#### [To be done]
Without any pictures, reproduce exactly the lines running from the line containing "Transcribe this image's" through the end of the entries.

* Start Provided data *

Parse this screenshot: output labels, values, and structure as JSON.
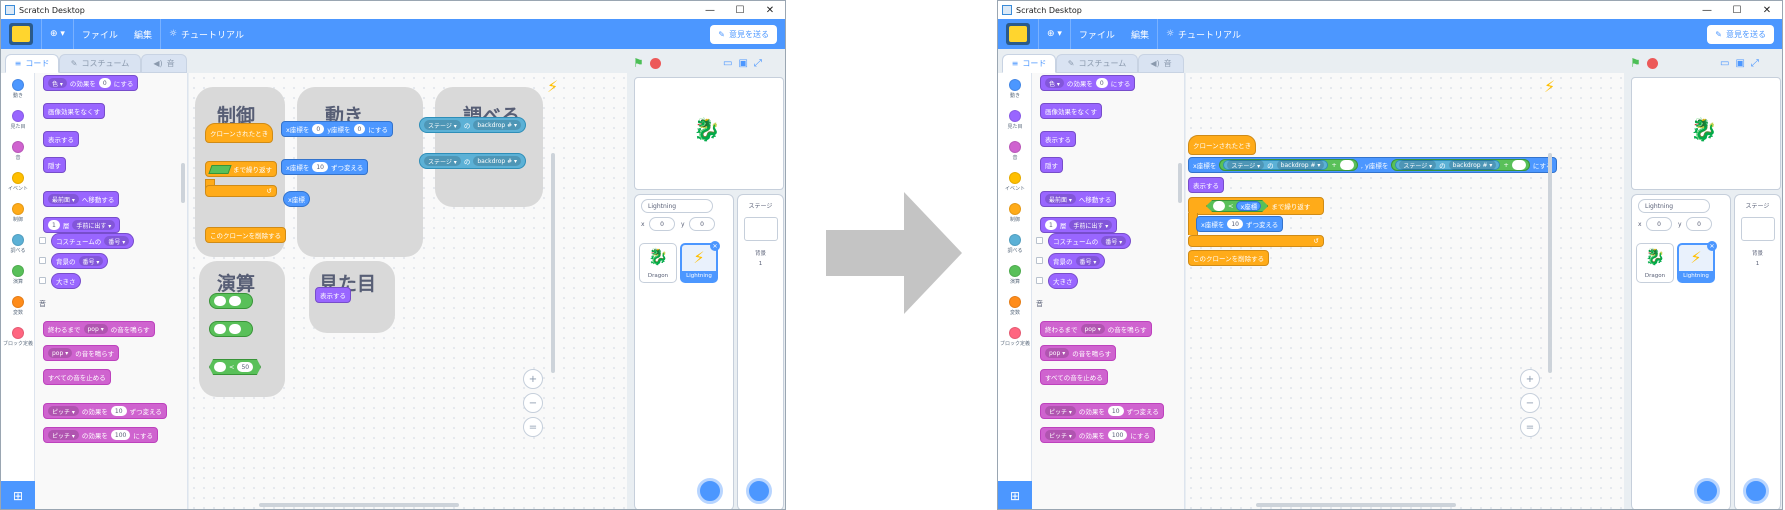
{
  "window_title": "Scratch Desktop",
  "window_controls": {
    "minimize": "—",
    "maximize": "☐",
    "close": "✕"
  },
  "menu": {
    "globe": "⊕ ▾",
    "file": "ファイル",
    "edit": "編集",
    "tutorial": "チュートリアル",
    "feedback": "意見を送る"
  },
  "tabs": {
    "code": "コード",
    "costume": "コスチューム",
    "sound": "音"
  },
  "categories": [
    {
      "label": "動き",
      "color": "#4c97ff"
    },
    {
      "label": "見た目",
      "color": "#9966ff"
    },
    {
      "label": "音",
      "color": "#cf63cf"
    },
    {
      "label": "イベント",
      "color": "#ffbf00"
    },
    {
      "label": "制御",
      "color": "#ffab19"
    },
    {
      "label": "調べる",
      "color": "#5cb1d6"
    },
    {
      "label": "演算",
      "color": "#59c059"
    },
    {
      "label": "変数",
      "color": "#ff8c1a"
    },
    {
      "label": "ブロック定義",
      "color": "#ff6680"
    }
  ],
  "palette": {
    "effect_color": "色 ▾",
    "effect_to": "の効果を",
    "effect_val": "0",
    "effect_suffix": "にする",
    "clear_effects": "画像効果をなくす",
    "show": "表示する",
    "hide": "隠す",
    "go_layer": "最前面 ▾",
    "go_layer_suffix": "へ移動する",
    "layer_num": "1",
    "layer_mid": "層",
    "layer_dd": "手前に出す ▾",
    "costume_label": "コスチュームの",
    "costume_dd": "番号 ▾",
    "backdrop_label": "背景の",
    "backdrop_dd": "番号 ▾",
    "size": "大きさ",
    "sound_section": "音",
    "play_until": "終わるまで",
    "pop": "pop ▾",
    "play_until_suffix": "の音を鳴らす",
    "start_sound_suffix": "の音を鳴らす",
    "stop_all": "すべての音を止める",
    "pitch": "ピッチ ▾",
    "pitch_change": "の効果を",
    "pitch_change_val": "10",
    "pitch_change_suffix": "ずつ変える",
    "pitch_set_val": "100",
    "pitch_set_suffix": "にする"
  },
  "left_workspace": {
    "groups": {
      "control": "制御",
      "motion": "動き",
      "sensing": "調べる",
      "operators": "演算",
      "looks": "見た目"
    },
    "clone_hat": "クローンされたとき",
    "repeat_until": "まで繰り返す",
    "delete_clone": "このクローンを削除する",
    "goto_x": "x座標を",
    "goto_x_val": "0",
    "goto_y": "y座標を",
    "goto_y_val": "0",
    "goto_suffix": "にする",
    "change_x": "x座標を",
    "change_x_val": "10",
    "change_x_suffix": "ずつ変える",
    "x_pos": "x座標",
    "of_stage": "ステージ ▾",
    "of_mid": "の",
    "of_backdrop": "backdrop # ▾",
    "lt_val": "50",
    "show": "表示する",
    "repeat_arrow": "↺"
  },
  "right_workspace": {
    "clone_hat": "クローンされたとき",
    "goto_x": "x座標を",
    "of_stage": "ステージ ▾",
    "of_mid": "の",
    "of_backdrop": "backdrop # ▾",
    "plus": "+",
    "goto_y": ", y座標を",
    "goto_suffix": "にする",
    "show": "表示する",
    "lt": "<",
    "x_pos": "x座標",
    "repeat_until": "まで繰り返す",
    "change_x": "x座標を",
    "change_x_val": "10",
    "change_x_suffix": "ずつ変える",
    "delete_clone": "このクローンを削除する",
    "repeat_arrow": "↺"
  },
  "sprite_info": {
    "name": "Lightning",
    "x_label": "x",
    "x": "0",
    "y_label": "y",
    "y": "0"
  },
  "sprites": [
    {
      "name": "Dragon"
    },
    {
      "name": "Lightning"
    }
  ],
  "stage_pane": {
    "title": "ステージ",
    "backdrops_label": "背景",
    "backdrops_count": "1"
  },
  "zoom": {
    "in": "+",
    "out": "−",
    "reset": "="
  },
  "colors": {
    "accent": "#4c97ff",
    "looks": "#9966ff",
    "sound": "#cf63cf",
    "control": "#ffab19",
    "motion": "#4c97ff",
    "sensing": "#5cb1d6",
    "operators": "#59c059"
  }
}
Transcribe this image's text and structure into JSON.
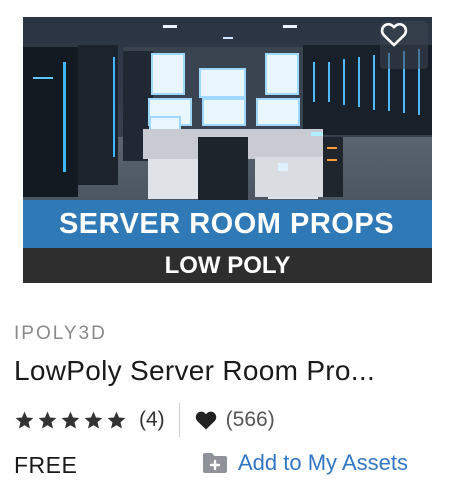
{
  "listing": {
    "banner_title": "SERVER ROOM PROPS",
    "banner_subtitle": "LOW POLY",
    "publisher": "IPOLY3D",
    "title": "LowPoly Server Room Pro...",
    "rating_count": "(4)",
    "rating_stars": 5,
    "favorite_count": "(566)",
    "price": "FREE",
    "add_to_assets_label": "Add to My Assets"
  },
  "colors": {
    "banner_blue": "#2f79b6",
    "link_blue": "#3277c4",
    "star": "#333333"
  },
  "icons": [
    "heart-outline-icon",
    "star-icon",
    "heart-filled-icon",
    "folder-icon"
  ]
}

* End Provided data *

#### [Exercise answer]
Transcribe this image's text and structure into JSON.
{
  "listing": {
    "banner_title": "SERVER ROOM PROPS",
    "banner_subtitle": "LOW POLY",
    "publisher": "IPOLY3D",
    "title": "LowPoly Server Room Pro...",
    "rating_count": "(4)",
    "rating_stars": 5,
    "favorite_count": "(566)",
    "price": "FREE",
    "add_to_assets_label": "Add to My Assets"
  },
  "colors": {
    "banner_blue": "#2f79b6",
    "link_blue": "#3277c4",
    "star": "#333333"
  },
  "icons": [
    "heart-outline-icon",
    "star-icon",
    "heart-filled-icon",
    "folder-icon"
  ]
}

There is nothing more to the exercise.